### Goal of the exercise
Only a number is wanted: the count of lines in this listing that contain "Project".

# start of Records for the task

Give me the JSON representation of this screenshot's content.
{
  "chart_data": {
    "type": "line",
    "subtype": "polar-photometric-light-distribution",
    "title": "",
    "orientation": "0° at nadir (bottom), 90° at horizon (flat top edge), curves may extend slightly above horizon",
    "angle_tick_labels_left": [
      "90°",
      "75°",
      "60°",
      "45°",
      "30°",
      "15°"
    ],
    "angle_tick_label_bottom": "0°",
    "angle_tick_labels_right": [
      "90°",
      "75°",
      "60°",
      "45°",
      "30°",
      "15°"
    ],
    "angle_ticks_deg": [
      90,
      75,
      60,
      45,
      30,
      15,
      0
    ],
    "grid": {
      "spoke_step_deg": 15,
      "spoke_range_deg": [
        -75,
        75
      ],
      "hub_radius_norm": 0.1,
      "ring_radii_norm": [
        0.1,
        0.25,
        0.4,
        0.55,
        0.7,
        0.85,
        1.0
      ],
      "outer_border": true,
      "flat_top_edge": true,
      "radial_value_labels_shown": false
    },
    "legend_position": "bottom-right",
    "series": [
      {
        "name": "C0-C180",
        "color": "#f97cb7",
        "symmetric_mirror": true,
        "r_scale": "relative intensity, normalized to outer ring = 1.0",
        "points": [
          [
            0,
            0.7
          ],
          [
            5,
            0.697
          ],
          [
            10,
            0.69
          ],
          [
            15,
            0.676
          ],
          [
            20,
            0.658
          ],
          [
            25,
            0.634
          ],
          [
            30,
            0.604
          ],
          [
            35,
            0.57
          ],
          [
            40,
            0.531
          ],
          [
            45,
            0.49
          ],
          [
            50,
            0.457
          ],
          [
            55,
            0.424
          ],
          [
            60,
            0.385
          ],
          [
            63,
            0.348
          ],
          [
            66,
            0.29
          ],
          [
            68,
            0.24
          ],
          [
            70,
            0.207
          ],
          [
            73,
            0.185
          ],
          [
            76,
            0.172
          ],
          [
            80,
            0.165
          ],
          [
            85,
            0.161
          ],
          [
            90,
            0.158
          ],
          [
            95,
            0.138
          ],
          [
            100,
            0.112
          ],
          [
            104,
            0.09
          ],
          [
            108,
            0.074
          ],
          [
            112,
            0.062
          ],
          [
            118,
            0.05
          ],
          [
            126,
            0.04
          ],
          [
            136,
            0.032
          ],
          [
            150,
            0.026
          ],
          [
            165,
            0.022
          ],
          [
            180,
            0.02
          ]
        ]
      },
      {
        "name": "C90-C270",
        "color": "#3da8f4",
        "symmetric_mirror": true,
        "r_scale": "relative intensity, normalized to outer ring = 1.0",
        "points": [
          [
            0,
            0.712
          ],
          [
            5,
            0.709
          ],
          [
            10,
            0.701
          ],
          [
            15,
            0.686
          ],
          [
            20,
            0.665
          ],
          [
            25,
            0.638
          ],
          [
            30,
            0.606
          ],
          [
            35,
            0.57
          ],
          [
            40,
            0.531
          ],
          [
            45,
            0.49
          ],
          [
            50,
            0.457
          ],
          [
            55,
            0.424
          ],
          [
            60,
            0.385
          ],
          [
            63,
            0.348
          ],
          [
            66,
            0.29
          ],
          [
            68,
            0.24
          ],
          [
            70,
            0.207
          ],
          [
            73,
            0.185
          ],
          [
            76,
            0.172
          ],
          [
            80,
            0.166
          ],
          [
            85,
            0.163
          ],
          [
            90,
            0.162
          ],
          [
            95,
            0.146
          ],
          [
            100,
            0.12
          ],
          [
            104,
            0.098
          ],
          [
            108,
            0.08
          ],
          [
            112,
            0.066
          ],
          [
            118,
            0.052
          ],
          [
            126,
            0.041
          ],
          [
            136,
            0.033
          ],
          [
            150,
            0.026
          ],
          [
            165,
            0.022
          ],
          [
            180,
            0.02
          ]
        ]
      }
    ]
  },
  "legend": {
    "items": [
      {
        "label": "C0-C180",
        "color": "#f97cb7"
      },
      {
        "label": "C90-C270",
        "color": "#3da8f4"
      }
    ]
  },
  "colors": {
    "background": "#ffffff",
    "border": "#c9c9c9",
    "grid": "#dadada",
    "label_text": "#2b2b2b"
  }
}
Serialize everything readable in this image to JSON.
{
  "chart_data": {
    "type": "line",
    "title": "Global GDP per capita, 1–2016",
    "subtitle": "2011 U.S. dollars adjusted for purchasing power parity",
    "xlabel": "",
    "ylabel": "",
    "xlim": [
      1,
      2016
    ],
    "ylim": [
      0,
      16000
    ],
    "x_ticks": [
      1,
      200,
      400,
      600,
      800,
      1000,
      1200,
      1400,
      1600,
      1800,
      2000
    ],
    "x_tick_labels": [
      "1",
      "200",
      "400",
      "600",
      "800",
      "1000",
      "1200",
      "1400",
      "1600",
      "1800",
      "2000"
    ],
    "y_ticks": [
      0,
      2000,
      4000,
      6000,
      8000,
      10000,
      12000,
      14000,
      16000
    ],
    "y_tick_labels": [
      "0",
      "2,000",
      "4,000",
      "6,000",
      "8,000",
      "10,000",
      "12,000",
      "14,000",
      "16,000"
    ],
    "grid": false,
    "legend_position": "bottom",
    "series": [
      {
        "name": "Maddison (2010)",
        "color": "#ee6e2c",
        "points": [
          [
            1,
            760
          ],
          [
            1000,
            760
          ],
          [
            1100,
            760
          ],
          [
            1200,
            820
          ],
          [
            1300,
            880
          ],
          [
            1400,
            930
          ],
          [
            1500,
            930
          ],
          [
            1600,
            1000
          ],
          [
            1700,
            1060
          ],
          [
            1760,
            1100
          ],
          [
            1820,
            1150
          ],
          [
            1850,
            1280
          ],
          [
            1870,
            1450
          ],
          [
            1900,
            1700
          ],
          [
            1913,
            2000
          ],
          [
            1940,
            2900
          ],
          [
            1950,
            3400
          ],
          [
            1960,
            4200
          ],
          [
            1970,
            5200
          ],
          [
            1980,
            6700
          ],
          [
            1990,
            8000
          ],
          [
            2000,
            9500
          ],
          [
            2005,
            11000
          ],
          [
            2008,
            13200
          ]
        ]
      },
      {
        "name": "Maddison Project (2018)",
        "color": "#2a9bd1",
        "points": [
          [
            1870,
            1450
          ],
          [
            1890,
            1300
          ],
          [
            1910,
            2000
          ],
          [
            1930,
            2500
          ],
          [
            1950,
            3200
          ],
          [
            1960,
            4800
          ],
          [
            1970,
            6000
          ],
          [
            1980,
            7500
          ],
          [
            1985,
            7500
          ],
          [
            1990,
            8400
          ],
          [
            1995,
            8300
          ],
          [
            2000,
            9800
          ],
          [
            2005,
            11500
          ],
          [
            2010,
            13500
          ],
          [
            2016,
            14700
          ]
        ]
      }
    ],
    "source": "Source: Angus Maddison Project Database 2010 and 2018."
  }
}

# end of Records for the task

### Exercise solution
2